Problem details
Set every line down exactly, from the one that has "Transcribe this image's" through the final one, and keep the pictures out.

Excerpted records

= = = =

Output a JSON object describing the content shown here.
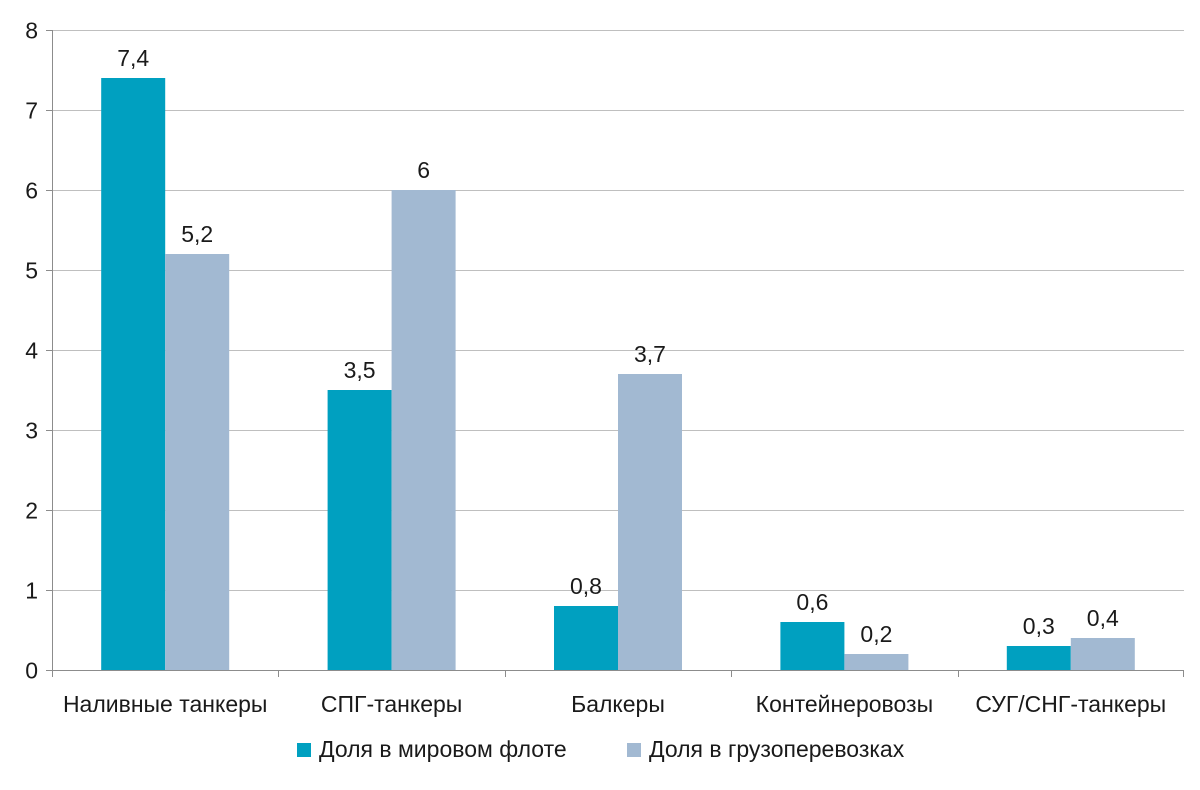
{
  "chart_data": {
    "type": "bar",
    "title": "",
    "xlabel": "",
    "ylabel": "",
    "categories": [
      "Наливные танкеры",
      "СПГ-танкеры",
      "Балкеры",
      "Контейнеровозы",
      "СУГ/СНГ-танкеры"
    ],
    "series": [
      {
        "name": "Доля в мировом флоте",
        "color": "#00a0c0",
        "values": [
          7.4,
          3.5,
          0.8,
          0.6,
          0.3
        ],
        "labels": [
          "7,4",
          "3,5",
          "0,8",
          "0,6",
          "0,3"
        ]
      },
      {
        "name": "Доля в грузоперевозках",
        "color": "#a2b9d2",
        "values": [
          5.2,
          6,
          3.7,
          0.2,
          0.4
        ],
        "labels": [
          "5,2",
          "6",
          "3,7",
          "0,2",
          "0,4"
        ]
      }
    ],
    "ylim": [
      0,
      8
    ],
    "yticks": [
      "0",
      "1",
      "2",
      "3",
      "4",
      "5",
      "6",
      "7",
      "8"
    ],
    "grid": true,
    "gridColor": "#bfbfbf",
    "legend": "bottom"
  }
}
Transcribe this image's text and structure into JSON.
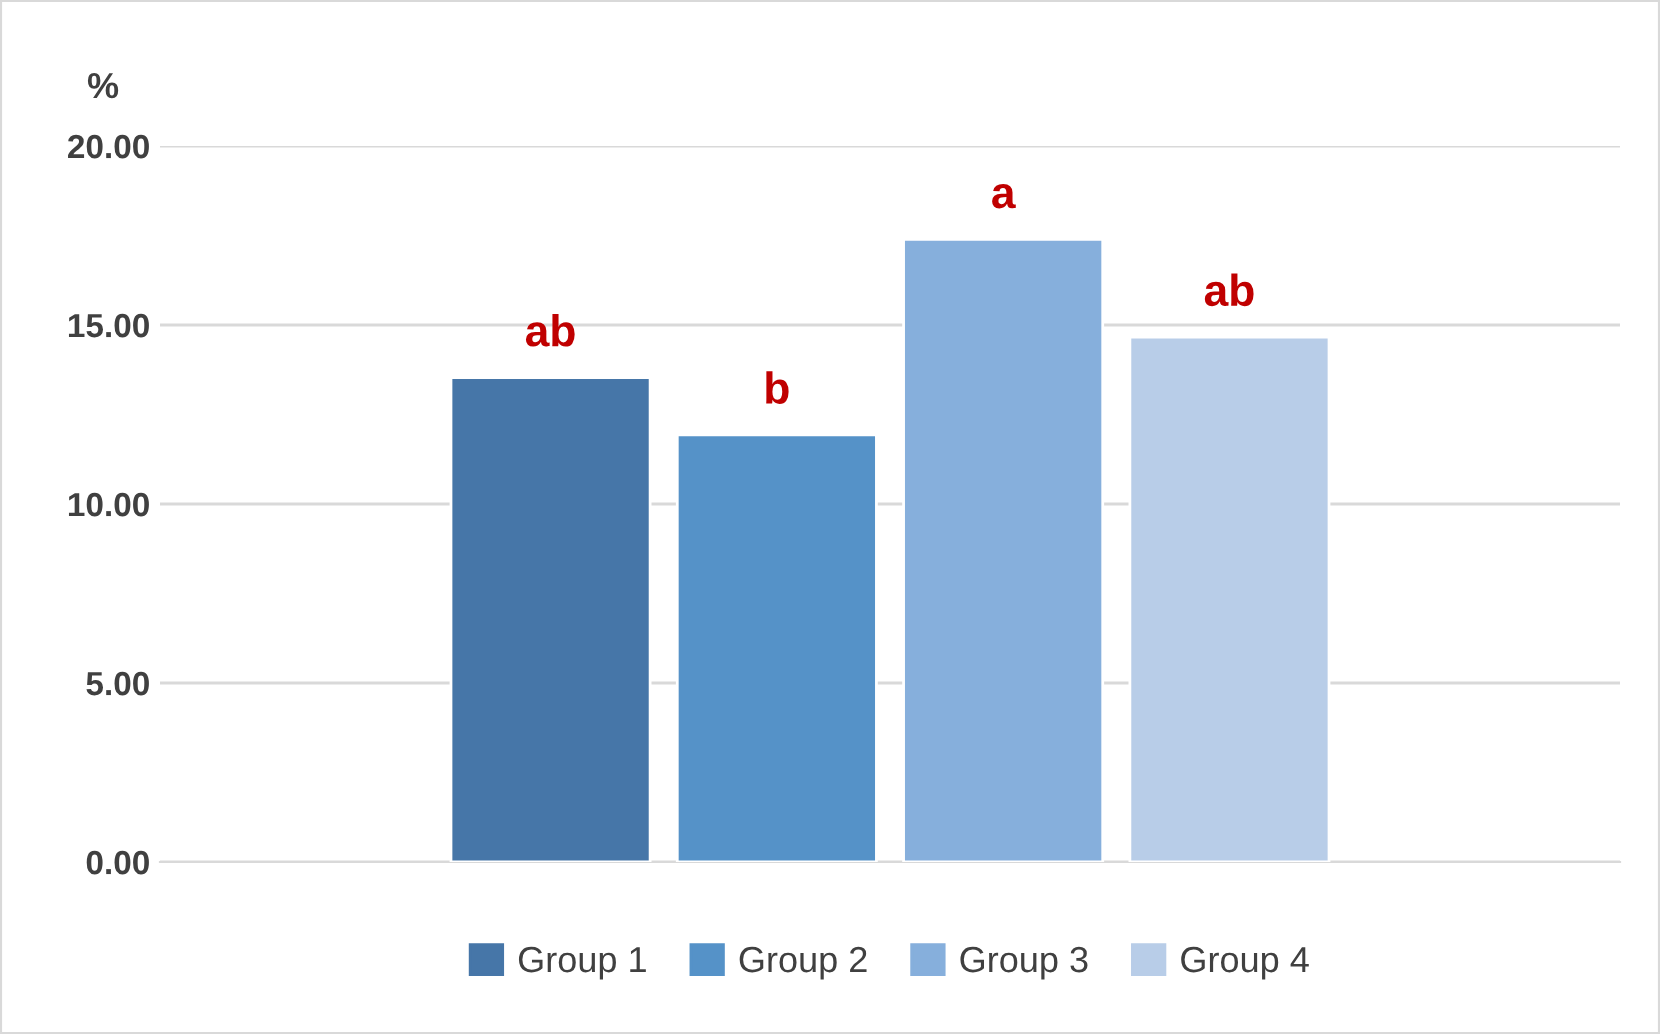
{
  "chart_data": {
    "type": "bar",
    "ylabel": "%",
    "categories": [
      null
    ],
    "series": [
      {
        "name": "Group 1",
        "color": "#4676a8",
        "values": [
          13.53
        ]
      },
      {
        "name": "Group 2",
        "color": "#5592c8",
        "values": [
          11.93
        ]
      },
      {
        "name": "Group 3",
        "color": "#86afdc",
        "values": [
          17.39
        ]
      },
      {
        "name": "Group 4",
        "color": "#b8cde8",
        "values": [
          14.66
        ]
      }
    ],
    "annotations": [
      {
        "text": "ab",
        "y": 13.53
      },
      {
        "text": "b",
        "y": 11.93
      },
      {
        "text": "a",
        "y": 17.39
      },
      {
        "text": "ab",
        "y": 14.66
      }
    ],
    "ylim": [
      0,
      20
    ],
    "yticks": [
      {
        "value": 0,
        "label": "0.00"
      },
      {
        "value": 5,
        "label": "5.00"
      },
      {
        "value": 10,
        "label": "10.00"
      },
      {
        "value": 15,
        "label": "15.00"
      },
      {
        "value": 20,
        "label": "20.00"
      }
    ],
    "grid": "y",
    "legend": "bottom"
  }
}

= = = =

Output for this task
Transcribe this image's text and structure into JSON.
{
  "chart_data": {
    "type": "bar",
    "ylabel": "%",
    "categories": [
      null
    ],
    "series": [
      {
        "name": "Group 1",
        "color": "#4676a8",
        "values": [
          13.53
        ]
      },
      {
        "name": "Group 2",
        "color": "#5592c8",
        "values": [
          11.93
        ]
      },
      {
        "name": "Group 3",
        "color": "#86afdc",
        "values": [
          17.39
        ]
      },
      {
        "name": "Group 4",
        "color": "#b8cde8",
        "values": [
          14.66
        ]
      }
    ],
    "annotations": [
      {
        "text": "ab",
        "y": 13.53
      },
      {
        "text": "b",
        "y": 11.93
      },
      {
        "text": "a",
        "y": 17.39
      },
      {
        "text": "ab",
        "y": 14.66
      }
    ],
    "ylim": [
      0,
      20
    ],
    "yticks": [
      {
        "value": 0,
        "label": "0.00"
      },
      {
        "value": 5,
        "label": "5.00"
      },
      {
        "value": 10,
        "label": "10.00"
      },
      {
        "value": 15,
        "label": "15.00"
      },
      {
        "value": 20,
        "label": "20.00"
      }
    ],
    "grid": "y",
    "legend": "bottom"
  }
}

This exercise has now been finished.